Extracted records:
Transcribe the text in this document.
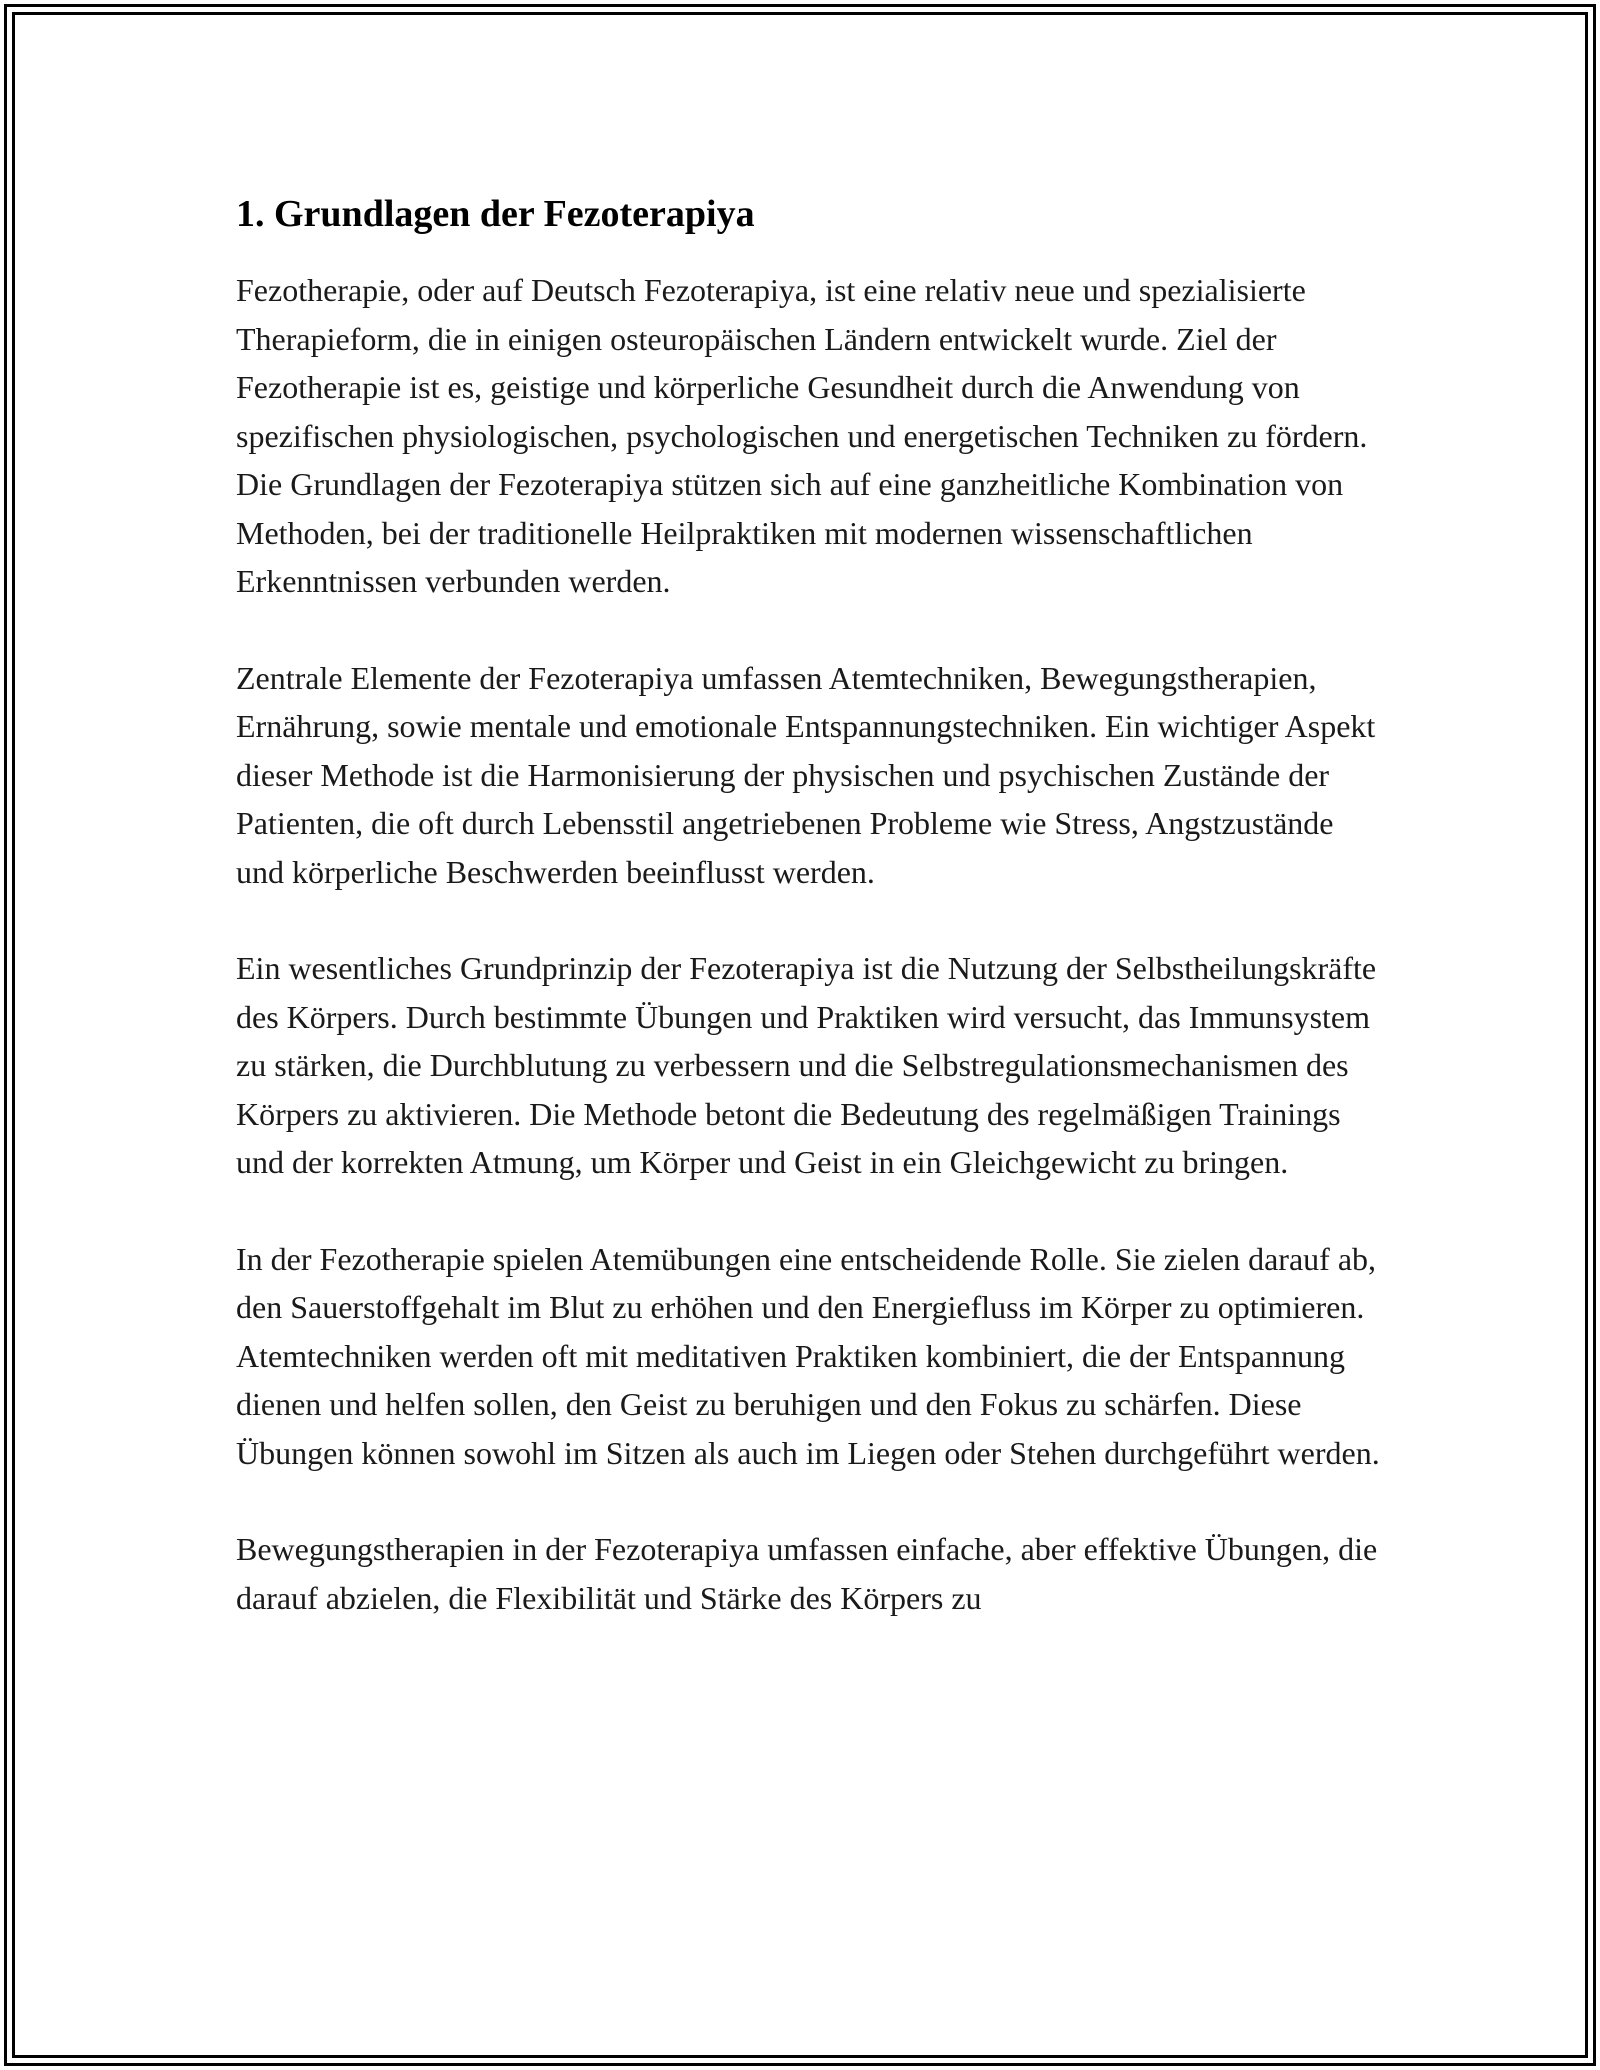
1. Grundlagen der Fezoterapiya

Fezotherapie, oder auf Deutsch Fezoterapiya, ist eine relativ neue und spezialisierte Therapieform, die in einigen osteuropäischen Ländern entwickelt wurde. Ziel der Fezotherapie ist es, geistige und körperliche Gesundheit durch die Anwendung von spezifischen physiologischen, psychologischen und energetischen Techniken zu fördern. Die Grundlagen der Fezoterapiya stützen sich auf eine ganzheitliche Kombination von Methoden, bei der traditionelle Heilpraktiken mit modernen wissenschaftlichen Erkenntnissen verbunden werden.

Zentrale Elemente der Fezoterapiya umfassen Atemtechniken, Bewegungstherapien, Ernährung, sowie mentale und emotionale Entspannungstechniken. Ein wichtiger Aspekt dieser Methode ist die Harmonisierung der physischen und psychischen Zustände der Patienten, die oft durch Lebensstil angetriebenen Probleme wie Stress, Angstzustände und körperliche Beschwerden beeinflusst werden.

Ein wesentliches Grundprinzip der Fezoterapiya ist die Nutzung der Selbstheilungskräfte des Körpers. Durch bestimmte Übungen und Praktiken wird versucht, das Immunsystem zu stärken, die Durchblutung zu verbessern und die Selbstregulationsmechanismen des Körpers zu aktivieren. Die Methode betont die Bedeutung des regelmäßigen Trainings und der korrekten Atmung, um Körper und Geist in ein Gleichgewicht zu bringen.

In der Fezotherapie spielen Atemübungen eine entscheidende Rolle. Sie zielen darauf ab, den Sauerstoffgehalt im Blut zu erhöhen und den Energiefluss im Körper zu optimieren. Atemtechniken werden oft mit meditativen Praktiken kombiniert, die der Entspannung dienen und helfen sollen, den Geist zu beruhigen und den Fokus zu schärfen. Diese Übungen können sowohl im Sitzen als auch im Liegen oder Stehen durchgeführt werden.

Bewegungstherapien in der Fezoterapiya umfassen einfache, aber effektive Übungen, die darauf abzielen, die Flexibilität und Stärke des Körpers zu
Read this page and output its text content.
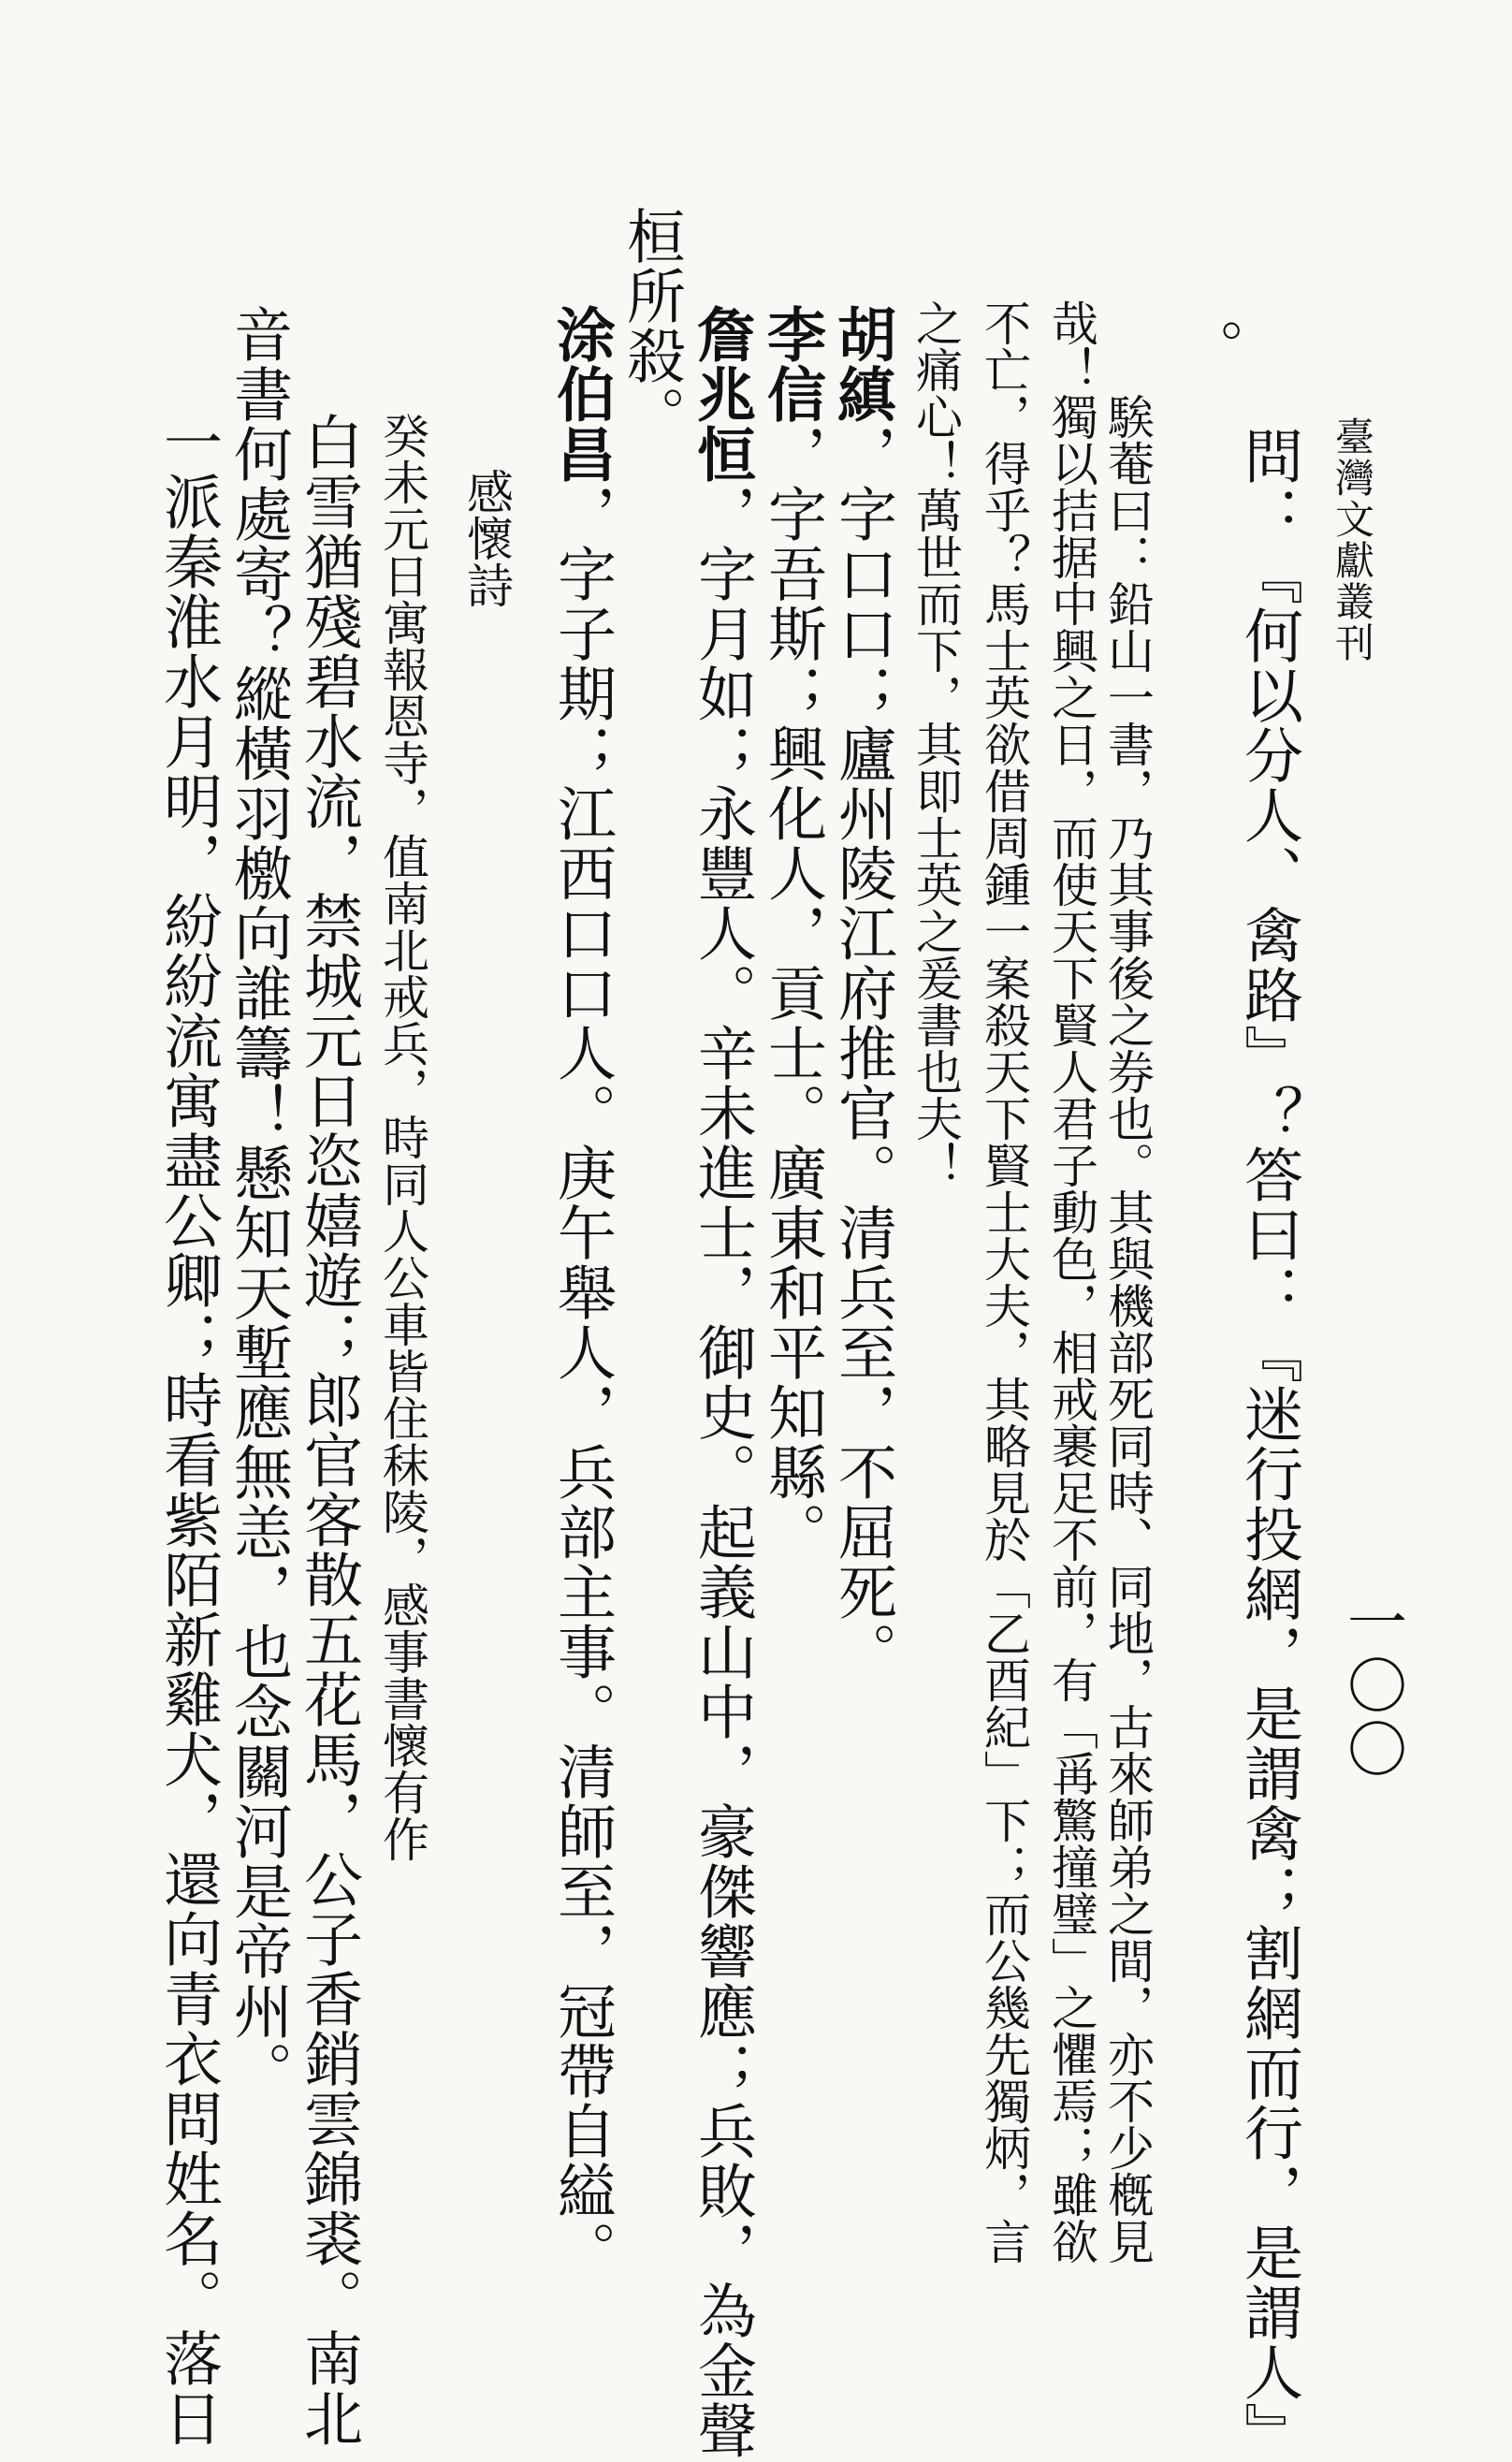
臺灣文獻叢刊
一〇〇
問：『何以分人、禽路』？答曰：『迷行投網，是謂禽；割網而行，是謂人』
。
騃菴曰：鉛山一書，乃其事後之券也。其與機部死同時、同地，古來師弟之間，亦不少槪見
哉！獨以拮据中興之日，而使天下賢人君子動色，相戒裹足不前，有「爯驚撞璧」之懼焉；雖欲
不亡，得乎？馬士英欲借周鍾一案殺天下賢士大夫，其略見於「乙酉紀」下；而公幾先獨炳，言
之痛心！萬世而下，其即士英之爰書也夫！
胡縝，字口口；廬州陵江府推官。清兵至，不屈死。
李信，字吾斯；興化人，貢士。廣東和平知縣。
詹兆恒，字月如；永豐人。辛未進士，御史。起義山中，豪傑響應；兵敗，為金聲
桓所殺。
涂伯昌，字子期；江西口口人。庚午舉人，兵部主事。清師至，冠帶自縊。
感懷詩
癸未元日寓報恩寺，值南北戒兵，時同人公車皆住秣陵，感事書懷有作
白雪猶殘碧水流，禁城元日恣嬉遊；郎官客散五花馬，公子香銷雲錦裘。南北
音書何處寄？縱橫羽檄向誰籌！懸知天塹應無恙，也念關河是帝州。
一派秦淮水月明，紛紛流寓盡公卿；時看紫陌新雞犬，還向青衣問姓名。落日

Directive: Of the lines in the material, how many contain the word "Atemtechniken"? Reply with the number and nothing else.

Solution to this task: 2